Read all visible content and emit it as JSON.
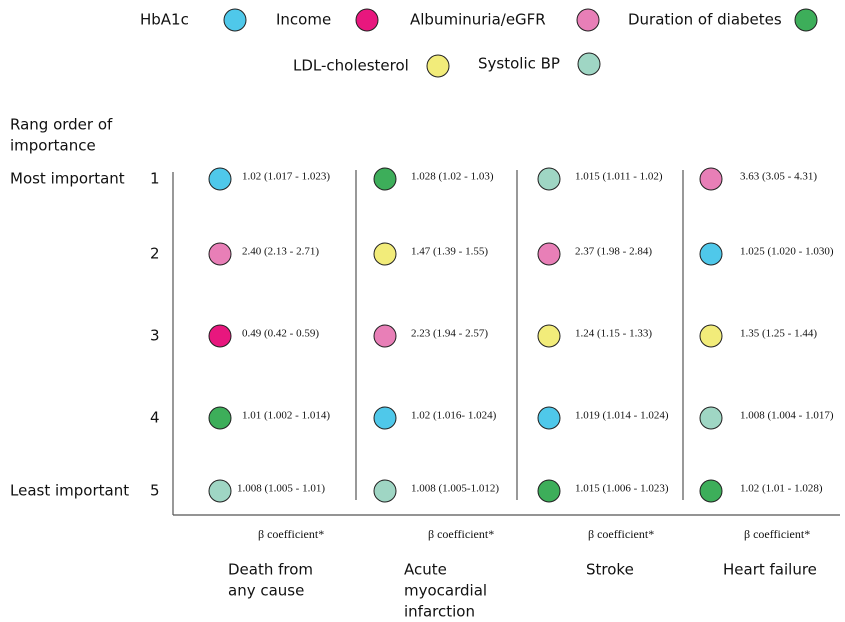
{
  "legend": {
    "items": [
      {
        "name": "HbA1c",
        "color": "#4fc8ea"
      },
      {
        "name": "Income",
        "color": "#e8177e"
      },
      {
        "name": "Albuminuria/eGFR",
        "color": "#e87fb7"
      },
      {
        "name": "Duration of diabetes",
        "color": "#3dae5a"
      },
      {
        "name": "LDL-cholesterol",
        "color": "#f2ec7a"
      },
      {
        "name": "Systolic BP",
        "color": "#9fd6c4"
      }
    ]
  },
  "rank_header": [
    "Rang order of",
    "importance"
  ],
  "ranks": [
    {
      "number": "1",
      "label": "Most important"
    },
    {
      "number": "2"
    },
    {
      "number": "3"
    },
    {
      "number": "4"
    },
    {
      "number": "5",
      "label": "Least important"
    }
  ],
  "columns": [
    {
      "outcome": [
        "Death from",
        "any cause"
      ],
      "coefficient_label": "β coefficient*",
      "cells": [
        {
          "color": "#4fc8ea",
          "text": "1.02 (1.017 - 1.023)"
        },
        {
          "color": "#e87fb7",
          "text": "2.40 (2.13 - 2.71)"
        },
        {
          "color": "#e8177e",
          "text": "0.49 (0.42 - 0.59)"
        },
        {
          "color": "#3dae5a",
          "text": "1.01 (1.002 - 1.014)"
        },
        {
          "color": "#9fd6c4",
          "text": "1.008 (1.005 - 1.01)"
        }
      ]
    },
    {
      "outcome": [
        "Acute",
        "myocardial",
        "infarction"
      ],
      "coefficient_label": "β coefficient*",
      "cells": [
        {
          "color": "#3dae5a",
          "text": "1.028 (1.02 - 1.03)"
        },
        {
          "color": "#f2ec7a",
          "text": "1.47 (1.39 - 1.55)"
        },
        {
          "color": "#e87fb7",
          "text": "2.23 (1.94 - 2.57)"
        },
        {
          "color": "#4fc8ea",
          "text": "1.02 (1.016- 1.024)"
        },
        {
          "color": "#9fd6c4",
          "text": "1.008 (1.005-1.012)"
        }
      ]
    },
    {
      "outcome": [
        "Stroke"
      ],
      "coefficient_label": "β coefficient*",
      "cells": [
        {
          "color": "#9fd6c4",
          "text": "1.015 (1.011 - 1.02)"
        },
        {
          "color": "#e87fb7",
          "text": "2.37 (1.98 - 2.84)"
        },
        {
          "color": "#f2ec7a",
          "text": "1.24 (1.15 - 1.33)"
        },
        {
          "color": "#4fc8ea",
          "text": "1.019 (1.014 - 1.024)"
        },
        {
          "color": "#3dae5a",
          "text": "1.015 (1.006 - 1.023)"
        }
      ]
    },
    {
      "outcome": [
        "Heart failure"
      ],
      "coefficient_label": "β coefficient*",
      "cells": [
        {
          "color": "#e87fb7",
          "text": "3.63 (3.05 - 4.31)"
        },
        {
          "color": "#4fc8ea",
          "text": "1.025 (1.020 - 1.030)"
        },
        {
          "color": "#f2ec7a",
          "text": "1.35 (1.25 - 1.44)"
        },
        {
          "color": "#9fd6c4",
          "text": "1.008 (1.004 - 1.017)"
        },
        {
          "color": "#3dae5a",
          "text": "1.02 (1.01 - 1.028)"
        }
      ]
    }
  ]
}
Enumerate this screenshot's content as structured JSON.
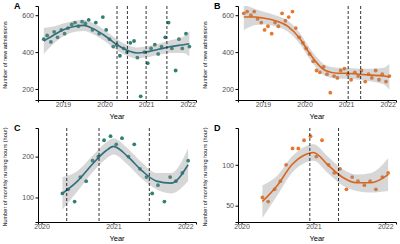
{
  "chart_data": [
    {
      "type": "scatter",
      "title": "A",
      "x_label": "Year",
      "y_label": "Number of new admissions",
      "grid": false,
      "xlim": [
        2018.4,
        2022.2
      ],
      "xticks": [
        2019,
        2020,
        2021,
        2022
      ],
      "ylim": [
        140,
        650
      ],
      "yticks": [
        200,
        400,
        600
      ],
      "vlines": [
        2020.3,
        2020.55,
        2021.0,
        2021.5
      ],
      "series": [
        {
          "type": "scatter",
          "color": "#2e8073",
          "x": [
            2018.54,
            2018.62,
            2018.71,
            2018.79,
            2018.87,
            2018.96,
            2019.04,
            2019.12,
            2019.21,
            2019.29,
            2019.37,
            2019.46,
            2019.54,
            2019.62,
            2019.71,
            2019.79,
            2019.87,
            2019.96,
            2020.04,
            2020.12,
            2020.21,
            2020.29,
            2020.37,
            2020.46,
            2020.54,
            2020.62,
            2020.71,
            2020.79,
            2020.87,
            2020.96,
            2021.04,
            2021.12,
            2021.21,
            2021.29,
            2021.37,
            2021.46,
            2021.54,
            2021.62,
            2021.71,
            2021.79,
            2021.87,
            2021.96,
            2022.04
          ],
          "values": [
            470,
            490,
            455,
            510,
            480,
            520,
            500,
            530,
            550,
            560,
            540,
            565,
            555,
            575,
            520,
            560,
            500,
            590,
            520,
            470,
            430,
            440,
            380,
            420,
            400,
            450,
            460,
            370,
            160,
            400,
            340,
            420,
            440,
            390,
            430,
            480,
            560,
            420,
            300,
            470,
            420,
            500,
            430
          ]
        },
        {
          "type": "line",
          "color": "#2e6f80",
          "x": [
            2018.54,
            2018.8,
            2019.0,
            2019.3,
            2019.5,
            2019.7,
            2020.0,
            2020.3,
            2020.6,
            2020.8,
            2021.0,
            2021.3,
            2021.6,
            2021.9,
            2022.04
          ],
          "values": [
            460,
            495,
            520,
            540,
            545,
            530,
            490,
            440,
            405,
            395,
            400,
            415,
            430,
            440,
            445
          ],
          "lower": [
            390,
            450,
            485,
            510,
            515,
            500,
            460,
            410,
            375,
            365,
            370,
            385,
            395,
            395,
            375
          ],
          "upper": [
            530,
            540,
            555,
            570,
            575,
            560,
            520,
            470,
            435,
            425,
            430,
            445,
            465,
            485,
            515
          ]
        }
      ]
    },
    {
      "type": "scatter",
      "title": "B",
      "x_label": "Year",
      "y_label": "Number of new admissions",
      "grid": false,
      "xlim": [
        2018.4,
        2022.2
      ],
      "xticks": [
        2019,
        2020,
        2021,
        2022
      ],
      "ylim": [
        140,
        650
      ],
      "yticks": [
        200,
        400,
        600
      ],
      "vlines": [
        2021.05,
        2021.35
      ],
      "series": [
        {
          "type": "scatter",
          "color": "#e8772e",
          "x": [
            2018.54,
            2018.62,
            2018.71,
            2018.79,
            2018.87,
            2018.96,
            2019.04,
            2019.12,
            2019.21,
            2019.29,
            2019.37,
            2019.46,
            2019.54,
            2019.62,
            2019.71,
            2019.79,
            2019.87,
            2019.96,
            2020.04,
            2020.12,
            2020.21,
            2020.29,
            2020.37,
            2020.46,
            2020.54,
            2020.62,
            2020.71,
            2020.79,
            2020.87,
            2020.96,
            2021.04,
            2021.12,
            2021.21,
            2021.29,
            2021.37,
            2021.46,
            2021.54,
            2021.62,
            2021.71,
            2021.79,
            2021.87,
            2021.96,
            2022.04
          ],
          "values": [
            610,
            620,
            600,
            620,
            580,
            560,
            520,
            540,
            500,
            560,
            540,
            610,
            570,
            590,
            620,
            530,
            480,
            450,
            420,
            390,
            350,
            300,
            290,
            320,
            280,
            180,
            270,
            260,
            300,
            310,
            280,
            250,
            290,
            270,
            300,
            240,
            280,
            260,
            300,
            250,
            280,
            240,
            270
          ]
        },
        {
          "type": "line",
          "color": "#d9651c",
          "x": [
            2018.54,
            2018.8,
            2019.0,
            2019.3,
            2019.6,
            2019.9,
            2020.1,
            2020.3,
            2020.5,
            2020.8,
            2021.0,
            2021.3,
            2021.6,
            2021.9,
            2022.04
          ],
          "values": [
            590,
            590,
            585,
            570,
            540,
            470,
            400,
            340,
            300,
            285,
            285,
            280,
            275,
            270,
            265
          ],
          "lower": [
            520,
            545,
            550,
            540,
            510,
            440,
            370,
            310,
            270,
            255,
            255,
            250,
            240,
            225,
            195
          ],
          "upper": [
            660,
            635,
            620,
            600,
            570,
            500,
            430,
            370,
            330,
            315,
            315,
            310,
            310,
            315,
            335
          ]
        }
      ]
    },
    {
      "type": "scatter",
      "title": "C",
      "x_label": "Year",
      "y_label": "Number of monthly nursing hours (hour)",
      "grid": false,
      "xlim": [
        2019.95,
        2022.15
      ],
      "xticks": [
        2020,
        2021,
        2022
      ],
      "ylim": [
        40,
        270
      ],
      "yticks": [
        100,
        200
      ],
      "vlines": [
        2020.35,
        2020.8,
        2021.5
      ],
      "series": [
        {
          "type": "scatter",
          "color": "#2e8073",
          "x": [
            2020.29,
            2020.37,
            2020.46,
            2020.54,
            2020.62,
            2020.71,
            2020.79,
            2020.87,
            2020.96,
            2021.04,
            2021.12,
            2021.21,
            2021.29,
            2021.37,
            2021.46,
            2021.54,
            2021.62,
            2021.71,
            2021.79,
            2021.87,
            2021.96,
            2022.04
          ],
          "values": [
            110,
            120,
            90,
            150,
            140,
            190,
            200,
            240,
            250,
            230,
            245,
            200,
            230,
            170,
            150,
            110,
            130,
            90,
            150,
            140,
            160,
            190
          ]
        },
        {
          "type": "line",
          "color": "#2e6f80",
          "x": [
            2020.29,
            2020.5,
            2020.7,
            2020.9,
            2021.0,
            2021.2,
            2021.4,
            2021.6,
            2021.8,
            2022.04
          ],
          "values": [
            110,
            140,
            180,
            215,
            225,
            200,
            165,
            140,
            135,
            180
          ],
          "lower": [
            70,
            115,
            160,
            195,
            205,
            180,
            145,
            120,
            110,
            140
          ],
          "upper": [
            150,
            165,
            200,
            235,
            245,
            220,
            185,
            160,
            160,
            220
          ]
        }
      ]
    },
    {
      "type": "scatter",
      "title": "D",
      "x_label": "Year",
      "y_label": "Number of monthly nursing hours (hour)",
      "grid": false,
      "xlim": [
        2019.95,
        2022.15
      ],
      "xticks": [
        2020,
        2021,
        2022
      ],
      "ylim": [
        30,
        145
      ],
      "yticks": [
        50,
        100
      ],
      "vlines": [
        2020.95,
        2021.35
      ],
      "series": [
        {
          "type": "scatter",
          "color": "#e8772e",
          "x": [
            2020.29,
            2020.37,
            2020.46,
            2020.54,
            2020.62,
            2020.71,
            2020.79,
            2020.87,
            2020.96,
            2021.04,
            2021.12,
            2021.21,
            2021.29,
            2021.37,
            2021.46,
            2021.54,
            2021.62,
            2021.71,
            2021.79,
            2021.87,
            2021.96,
            2022.04
          ],
          "values": [
            60,
            55,
            70,
            80,
            100,
            120,
            120,
            130,
            135,
            110,
            130,
            100,
            90,
            95,
            70,
            85,
            80,
            75,
            80,
            70,
            85,
            90
          ]
        },
        {
          "type": "line",
          "color": "#d9651c",
          "x": [
            2020.29,
            2020.5,
            2020.7,
            2020.9,
            2021.0,
            2021.2,
            2021.4,
            2021.6,
            2021.8,
            2022.04
          ],
          "values": [
            55,
            75,
            100,
            113,
            115,
            100,
            85,
            78,
            78,
            88
          ],
          "lower": [
            35,
            63,
            90,
            103,
            105,
            90,
            75,
            68,
            66,
            68
          ],
          "upper": [
            75,
            87,
            110,
            123,
            125,
            110,
            95,
            88,
            90,
            108
          ]
        }
      ]
    }
  ]
}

=== Exercise directions ===
Gather all lines of the records that include the word "important".

=== Finished task ===
      "label": "Most important"
      "label": "Least important"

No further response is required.